[begin Recorded information]
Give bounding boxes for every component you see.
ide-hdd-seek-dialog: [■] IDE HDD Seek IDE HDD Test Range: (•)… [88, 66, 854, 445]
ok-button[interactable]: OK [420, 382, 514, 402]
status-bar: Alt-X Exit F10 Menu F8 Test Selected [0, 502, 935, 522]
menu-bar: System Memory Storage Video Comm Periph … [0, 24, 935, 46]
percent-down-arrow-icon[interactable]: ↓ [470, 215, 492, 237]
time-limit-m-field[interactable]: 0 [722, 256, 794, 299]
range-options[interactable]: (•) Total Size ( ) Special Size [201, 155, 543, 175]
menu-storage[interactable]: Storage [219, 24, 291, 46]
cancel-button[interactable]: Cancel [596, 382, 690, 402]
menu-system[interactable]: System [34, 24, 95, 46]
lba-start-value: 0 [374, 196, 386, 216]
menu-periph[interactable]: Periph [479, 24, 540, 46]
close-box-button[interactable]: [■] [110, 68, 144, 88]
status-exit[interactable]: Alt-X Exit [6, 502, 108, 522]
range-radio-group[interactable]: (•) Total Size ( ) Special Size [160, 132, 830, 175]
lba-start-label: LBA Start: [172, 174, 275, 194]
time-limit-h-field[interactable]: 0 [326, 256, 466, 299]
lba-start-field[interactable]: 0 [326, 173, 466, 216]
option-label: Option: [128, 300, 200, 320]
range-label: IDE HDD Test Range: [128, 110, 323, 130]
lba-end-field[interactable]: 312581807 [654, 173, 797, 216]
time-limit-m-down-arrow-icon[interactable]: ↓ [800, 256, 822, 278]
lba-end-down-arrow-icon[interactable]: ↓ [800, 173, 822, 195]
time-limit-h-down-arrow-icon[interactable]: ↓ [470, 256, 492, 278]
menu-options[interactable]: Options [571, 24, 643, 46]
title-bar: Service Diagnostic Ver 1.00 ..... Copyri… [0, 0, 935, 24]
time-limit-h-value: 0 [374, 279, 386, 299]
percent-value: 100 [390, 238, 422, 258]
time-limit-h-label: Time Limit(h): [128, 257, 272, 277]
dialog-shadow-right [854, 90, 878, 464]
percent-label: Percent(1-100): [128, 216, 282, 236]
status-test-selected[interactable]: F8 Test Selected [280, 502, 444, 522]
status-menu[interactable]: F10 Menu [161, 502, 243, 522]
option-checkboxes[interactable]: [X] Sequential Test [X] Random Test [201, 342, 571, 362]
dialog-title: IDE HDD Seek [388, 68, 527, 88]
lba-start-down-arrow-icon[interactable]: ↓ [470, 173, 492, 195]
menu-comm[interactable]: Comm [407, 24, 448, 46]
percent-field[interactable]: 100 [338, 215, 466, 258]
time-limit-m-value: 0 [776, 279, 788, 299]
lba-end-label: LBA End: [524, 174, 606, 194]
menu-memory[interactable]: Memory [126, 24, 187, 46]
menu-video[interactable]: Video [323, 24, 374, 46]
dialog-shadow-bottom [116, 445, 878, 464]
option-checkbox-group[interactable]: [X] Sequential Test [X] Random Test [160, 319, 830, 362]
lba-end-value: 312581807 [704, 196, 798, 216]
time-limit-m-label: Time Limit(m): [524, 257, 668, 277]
[end Recorded information]
Aim of the task>
Express every line of the rows above as a Markdown table with the columns "No." and "Line", numbering each line and leaving out any blank lines.

Solution for this task>
| No. | Line |
|---|---|
| 1 | Give bounding boxes for every component you see. |
| 2 | ide-hdd-seek-dialog: [■] IDE HDD Seek IDE HDD Test Range: (•)… [88, 66, 854, 445] |
| 3 | ok-button[interactable]: OK [420, 382, 514, 402] |
| 4 | status-bar: Alt-X Exit F10 Menu F8 Test Selected [0, 502, 935, 522] |
| 5 | menu-bar: System Memory Storage Video Comm Periph … [0, 24, 935, 46] |
| 6 | percent-down-arrow-icon[interactable]: ↓ [470, 215, 492, 237] |
| 7 | time-limit-m-field[interactable]: 0 [722, 256, 794, 299] |
| 8 | range-options[interactable]: (•) Total Size ( ) Special Size [201, 155, 543, 175] |
| 9 | menu-storage[interactable]: Storage [219, 24, 291, 46] |
| 10 | cancel-button[interactable]: Cancel [596, 382, 690, 402] |
| 11 | menu-system[interactable]: System [34, 24, 95, 46] |
| 12 | lba-start-value: 0 [374, 196, 386, 216] |
| 13 | menu-periph[interactable]: Periph [479, 24, 540, 46] |
| 14 | close-box-button[interactable]: [■] [110, 68, 144, 88] |
| 15 | status-exit[interactable]: Alt-X Exit [6, 502, 108, 522] |
| 16 | range-radio-group[interactable]: (•) Total Size ( ) Special Size [160, 132, 830, 175] |
| 17 | lba-start-label: LBA Start: [172, 174, 275, 194] |
| 18 | time-limit-h-field[interactable]: 0 [326, 256, 466, 299] |
| 19 | lba-start-field[interactable]: 0 [326, 173, 466, 216] |
| 20 | option-label: Option: [128, 300, 200, 320] |
| 21 | range-label: IDE HDD Test Range: [128, 110, 323, 130] |
| 22 | lba-end-field[interactable]: 312581807 [654, 173, 797, 216] |
| 23 | time-limit-m-down-arrow-icon[interactable]: ↓ [800, 256, 822, 278] |
| 24 | lba-end-down-arrow-icon[interactable]: ↓ [800, 173, 822, 195] |
| 25 | time-limit-h-down-arrow-icon[interactable]: ↓ [470, 256, 492, 278] |
| 26 | menu-options[interactable]: Options [571, 24, 643, 46] |
| 27 | title-bar: Service Diagnostic Ver 1.00 ..... Copyri… [0, 0, 935, 24] |
| 28 | time-limit-h-value: 0 [374, 279, 386, 299] |
| 29 | percent-value: 100 [390, 238, 422, 258] |
| 30 | time-limit-h-label: Time Limit(h): [128, 257, 272, 277] |
| 31 | dialog-shadow-right [854, 90, 878, 464] |
| 32 | percent-label: Percent(1-100): [128, 216, 282, 236] |
| 33 | status-test-selected[interactable]: F8 Test Selected [280, 502, 444, 522] |
| 34 | status-menu[interactable]: F10 Menu [161, 502, 243, 522] |
| 35 | option-checkboxes[interactable]: [X] Sequential Test [X] Random Test [201, 342, 571, 362] |
| 36 | dialog-title: IDE HDD Seek [388, 68, 527, 88] |
| 37 | lba-start-down-arrow-icon[interactable]: ↓ [470, 173, 492, 195] |
| 38 | menu-comm[interactable]: Comm [407, 24, 448, 46] |
| 39 | percent-field[interactable]: 100 [338, 215, 466, 258] |
| 40 | time-limit-m-value: 0 [776, 279, 788, 299] |
| 41 | lba-end-label: LBA End: [524, 174, 606, 194] |
| 42 | menu-memory[interactable]: Memory [126, 24, 187, 46] |
| 43 | menu-video[interactable]: Video [323, 24, 374, 46] |
| 44 | dialog-shadow-bottom [116, 445, 878, 464] |
| 45 | option-checkbox-group[interactable]: [X] Sequential Test [X] Random Test [160, 319, 830, 362] |
| 46 | lba-end-value: 312581807 [704, 196, 798, 216] |
| 47 | time-limit-m-label: Time Limit(m): [524, 257, 668, 277] |